▶ _ENTRIES PROVIDED_
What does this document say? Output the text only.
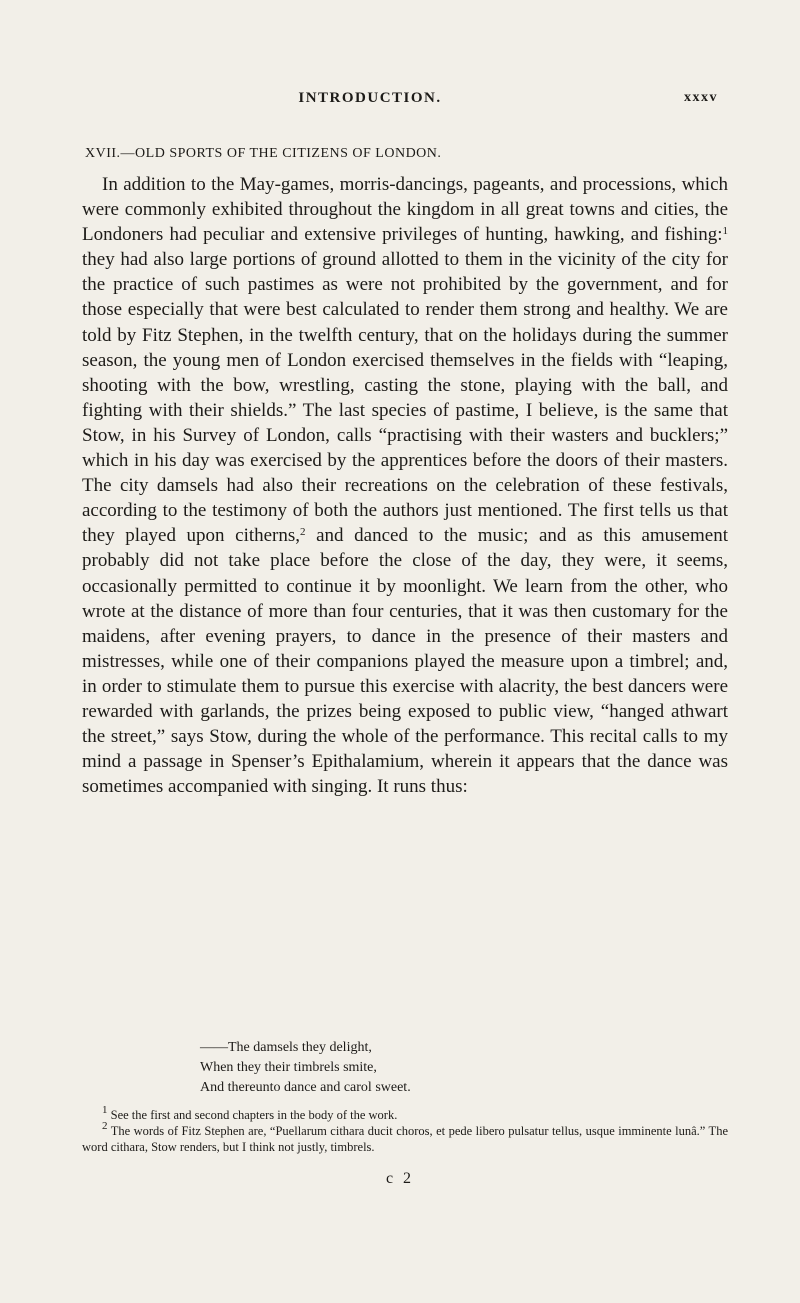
INTRODUCTION.	xxxv
XVII.—OLD SPORTS OF THE CITIZENS OF LONDON.

In addition to the May-games, morris-dancings, pageants, and processions, which were commonly exhibited throughout the kingdom in all great towns and cities, the Londoners had peculiar and extensive privileges of hunting, hawking, and fishing:$^1$ they had also large portions of ground allotted to them in the vicinity of the city for the practice of such pastimes as were not prohibited by the government, and for those especially that were best calculated to render them strong and healthy. We are told by Fitz Stephen, in the twelfth century, that on the holidays during the summer season, the young men of London exercised themselves in the fields with “leaping, shooting with the bow, wrestling, casting the stone, playing with the ball, and fighting with their shields.” The last species of pastime, I believe, is the same that Stow, in his Survey of London, calls “practising with their wasters and bucklers;” which in his day was exercised by the apprentices before the doors of their masters. The city damsels had also their recreations on the celebration of these festivals, according to the testimony of both the authors just mentioned. The first tells us that they played upon citherns,$^2$ and danced to the music; and as this amusement probably did not take place before the close of the day, they were, it seems, occasionally permitted to continue it by moonlight. We learn from the other, who wrote at the distance of more than four centuries, that it was then customary for the maidens, after evening prayers, to dance in the presence of their masters and mistresses, while one of their companions played the measure upon a timbrel; and, in order to stimulate them to pursue this exercise with alacrity, the best dancers were rewarded with garlands, the prizes being exposed to public view, “hanged athwart the street,” says Stow, during the whole of the performance. This recital calls to my mind a passage in Spenser’s Epithalamium, wherein it appears that the dance was sometimes accompanied with singing. It runs thus:

——The damsels they delight,
When they their timbrels smite,
And thereunto dance and carol sweet.

$^1$ See the first and second chapters in the body of the work.

$^2$ The words of Fitz Stephen are, “Puellarum cithara ducit choros, et pede libero pulsatur tellus, usque imminente lunâ.” The word cithara, Stow renders, but I think not justly, timbrels.

c 2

▶ _WHAT YOU SHOULD DO_
Locate all lines that include the word "timbrels" and copy them out.

▶ _REPLY TO THE TASK_
When they their timbrels smite,
$^2$ The words of Fitz Stephen are, “Puellarum cithara ducit choros, et pede libero pulsatur tellus, usque imminente lunâ.” The word cithara, Stow renders, but I think not justly, timbrels.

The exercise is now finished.